Your objective ▸ Quote verbatim the lines below, starting at the one containing "view-replies-button[interactable]: View 1" and ending at the one containing "reaction-fire[interactable]: 🔥: [132, 870, 164, 901]", with both of those lines included.

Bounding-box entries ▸

+++

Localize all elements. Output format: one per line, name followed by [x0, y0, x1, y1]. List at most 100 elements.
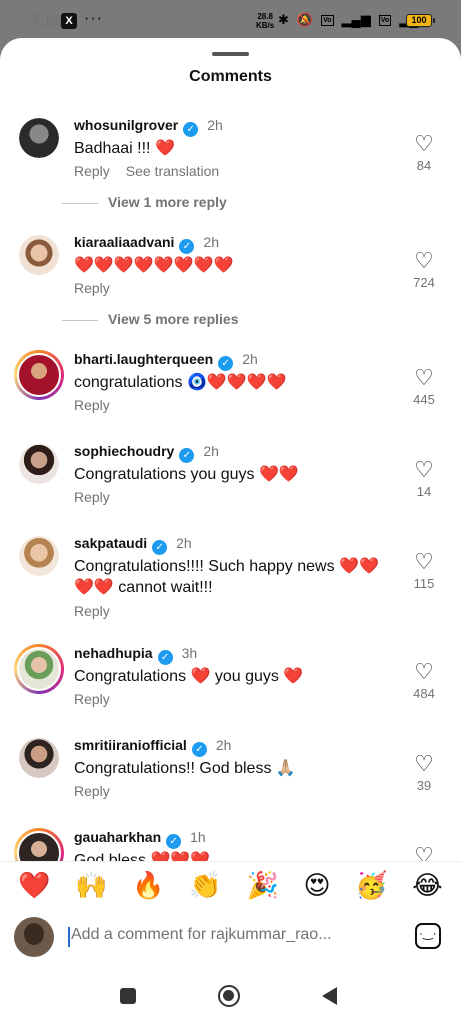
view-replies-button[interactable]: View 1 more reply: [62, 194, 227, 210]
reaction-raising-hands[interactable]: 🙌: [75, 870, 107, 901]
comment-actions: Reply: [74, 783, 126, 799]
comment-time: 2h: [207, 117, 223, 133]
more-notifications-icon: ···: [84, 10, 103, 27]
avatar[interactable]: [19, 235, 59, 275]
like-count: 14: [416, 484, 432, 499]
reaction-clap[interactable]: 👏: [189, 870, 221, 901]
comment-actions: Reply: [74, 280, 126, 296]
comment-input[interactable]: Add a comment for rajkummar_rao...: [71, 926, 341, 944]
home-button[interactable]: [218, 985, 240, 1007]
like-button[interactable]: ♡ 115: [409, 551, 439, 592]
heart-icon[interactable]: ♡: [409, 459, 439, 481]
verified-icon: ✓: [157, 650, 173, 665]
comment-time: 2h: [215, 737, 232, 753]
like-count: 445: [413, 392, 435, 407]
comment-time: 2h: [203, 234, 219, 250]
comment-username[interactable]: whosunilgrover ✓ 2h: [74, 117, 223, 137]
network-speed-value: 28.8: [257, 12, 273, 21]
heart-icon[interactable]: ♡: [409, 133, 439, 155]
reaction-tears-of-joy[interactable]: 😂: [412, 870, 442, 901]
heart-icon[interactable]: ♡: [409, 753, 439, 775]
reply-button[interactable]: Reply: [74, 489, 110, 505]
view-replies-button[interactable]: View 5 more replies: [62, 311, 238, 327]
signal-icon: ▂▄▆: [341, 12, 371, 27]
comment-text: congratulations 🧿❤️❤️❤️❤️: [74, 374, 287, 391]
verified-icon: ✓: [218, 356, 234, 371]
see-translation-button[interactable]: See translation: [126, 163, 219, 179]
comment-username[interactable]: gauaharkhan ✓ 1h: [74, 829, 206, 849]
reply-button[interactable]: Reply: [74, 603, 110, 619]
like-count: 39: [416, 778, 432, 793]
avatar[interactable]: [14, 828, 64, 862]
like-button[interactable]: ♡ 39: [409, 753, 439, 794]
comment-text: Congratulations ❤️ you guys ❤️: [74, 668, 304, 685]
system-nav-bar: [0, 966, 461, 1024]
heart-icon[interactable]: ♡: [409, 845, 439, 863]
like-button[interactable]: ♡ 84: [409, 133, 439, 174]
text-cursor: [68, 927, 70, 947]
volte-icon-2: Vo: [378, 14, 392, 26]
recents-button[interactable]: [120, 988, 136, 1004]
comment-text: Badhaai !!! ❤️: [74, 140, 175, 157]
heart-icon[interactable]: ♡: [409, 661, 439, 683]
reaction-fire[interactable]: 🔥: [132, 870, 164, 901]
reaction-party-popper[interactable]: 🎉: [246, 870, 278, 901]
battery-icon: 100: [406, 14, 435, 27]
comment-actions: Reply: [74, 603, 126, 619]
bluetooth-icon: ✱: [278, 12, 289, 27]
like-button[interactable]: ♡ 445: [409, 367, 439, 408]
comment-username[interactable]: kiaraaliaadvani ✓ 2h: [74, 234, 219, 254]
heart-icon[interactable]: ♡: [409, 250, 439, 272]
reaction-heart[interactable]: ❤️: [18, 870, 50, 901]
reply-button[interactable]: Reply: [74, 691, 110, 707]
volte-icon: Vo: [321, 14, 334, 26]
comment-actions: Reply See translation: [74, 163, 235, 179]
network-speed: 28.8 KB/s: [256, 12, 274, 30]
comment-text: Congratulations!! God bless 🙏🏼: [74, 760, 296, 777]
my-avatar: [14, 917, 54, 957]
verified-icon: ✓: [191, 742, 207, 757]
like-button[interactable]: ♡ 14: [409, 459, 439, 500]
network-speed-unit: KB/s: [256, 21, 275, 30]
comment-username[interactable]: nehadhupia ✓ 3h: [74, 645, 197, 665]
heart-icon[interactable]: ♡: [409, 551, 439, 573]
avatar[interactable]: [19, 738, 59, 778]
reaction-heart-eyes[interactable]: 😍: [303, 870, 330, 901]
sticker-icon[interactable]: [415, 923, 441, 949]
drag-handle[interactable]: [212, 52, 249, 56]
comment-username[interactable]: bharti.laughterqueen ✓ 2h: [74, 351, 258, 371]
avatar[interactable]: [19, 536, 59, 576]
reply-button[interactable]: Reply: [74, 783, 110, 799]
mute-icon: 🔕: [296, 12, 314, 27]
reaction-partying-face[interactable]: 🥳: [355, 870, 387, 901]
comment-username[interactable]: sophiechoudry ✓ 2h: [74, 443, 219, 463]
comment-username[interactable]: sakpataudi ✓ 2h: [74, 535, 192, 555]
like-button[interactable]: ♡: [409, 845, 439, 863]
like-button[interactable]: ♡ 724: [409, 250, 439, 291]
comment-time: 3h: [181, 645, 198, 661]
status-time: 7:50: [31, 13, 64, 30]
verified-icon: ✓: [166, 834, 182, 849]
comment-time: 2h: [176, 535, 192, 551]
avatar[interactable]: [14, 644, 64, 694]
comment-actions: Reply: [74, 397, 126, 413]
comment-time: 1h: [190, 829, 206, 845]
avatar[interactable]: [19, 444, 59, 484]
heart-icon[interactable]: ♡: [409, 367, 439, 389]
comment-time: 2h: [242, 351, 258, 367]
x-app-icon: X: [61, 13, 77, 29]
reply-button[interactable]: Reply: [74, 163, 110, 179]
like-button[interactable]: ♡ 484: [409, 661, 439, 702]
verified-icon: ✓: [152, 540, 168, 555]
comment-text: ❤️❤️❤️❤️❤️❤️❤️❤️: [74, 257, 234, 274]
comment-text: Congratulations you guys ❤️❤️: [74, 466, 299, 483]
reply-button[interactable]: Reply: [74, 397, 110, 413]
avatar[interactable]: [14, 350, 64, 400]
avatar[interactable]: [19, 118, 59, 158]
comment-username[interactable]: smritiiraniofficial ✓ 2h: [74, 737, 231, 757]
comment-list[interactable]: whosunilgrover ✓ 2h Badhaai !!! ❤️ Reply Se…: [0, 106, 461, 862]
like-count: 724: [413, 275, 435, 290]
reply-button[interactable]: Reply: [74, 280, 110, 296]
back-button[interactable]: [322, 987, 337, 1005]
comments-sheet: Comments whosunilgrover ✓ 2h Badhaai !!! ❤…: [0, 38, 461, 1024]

+++

Exercise response ▸
view-replies-button[interactable]: View 1 more reply: [62, 194, 227, 210]
reaction-raising-hands[interactable]: 🙌: [75, 870, 107, 901]
comment-actions: Reply: [74, 783, 126, 799]
comment-time: 2h: [207, 117, 223, 133]
more-notifications-icon: ···: [84, 10, 103, 27]
avatar[interactable]: [19, 235, 59, 275]
like-count: 14: [416, 484, 432, 499]
reaction-clap[interactable]: 👏: [189, 870, 221, 901]
comment-actions: Reply: [74, 280, 126, 296]
comment-input[interactable]: Add a comment for rajkummar_rao...: [71, 926, 341, 944]
home-button[interactable]: [218, 985, 240, 1007]
like-button[interactable]: ♡ 115: [409, 551, 439, 592]
heart-icon[interactable]: ♡: [409, 459, 439, 481]
verified-icon: ✓: [157, 650, 173, 665]
comment-time: 2h: [215, 737, 232, 753]
like-count: 445: [413, 392, 435, 407]
comment-time: 2h: [203, 234, 219, 250]
comment-username[interactable]: whosunilgrover ✓ 2h: [74, 117, 223, 137]
network-speed-value: 28.8: [257, 12, 273, 21]
heart-icon[interactable]: ♡: [409, 133, 439, 155]
reaction-tears-of-joy[interactable]: 😂: [412, 870, 442, 901]
heart-icon[interactable]: ♡: [409, 753, 439, 775]
reply-button[interactable]: Reply: [74, 489, 110, 505]
view-replies-button[interactable]: View 5 more replies: [62, 311, 238, 327]
signal-icon: ▂▄▆: [341, 12, 371, 27]
comment-text: congratulations 🧿❤️❤️❤️❤️: [74, 374, 287, 391]
verified-icon: ✓: [218, 356, 234, 371]
see-translation-button[interactable]: See translation: [126, 163, 219, 179]
comment-username[interactable]: gauaharkhan ✓ 1h: [74, 829, 206, 849]
reply-button[interactable]: Reply: [74, 603, 110, 619]
like-count: 39: [416, 778, 432, 793]
avatar[interactable]: [14, 828, 64, 862]
like-button[interactable]: ♡ 39: [409, 753, 439, 794]
comment-text: Congratulations ❤️ you guys ❤️: [74, 668, 304, 685]
system-nav-bar: [0, 966, 461, 1024]
heart-icon[interactable]: ♡: [409, 845, 439, 863]
like-button[interactable]: ♡ 84: [409, 133, 439, 174]
text-cursor: [68, 927, 70, 947]
volte-icon-2: Vo: [378, 14, 392, 26]
recents-button[interactable]: [120, 988, 136, 1004]
comment-text: Badhaai !!! ❤️: [74, 140, 175, 157]
heart-icon[interactable]: ♡: [409, 661, 439, 683]
reaction-fire[interactable]: 🔥: [132, 870, 164, 901]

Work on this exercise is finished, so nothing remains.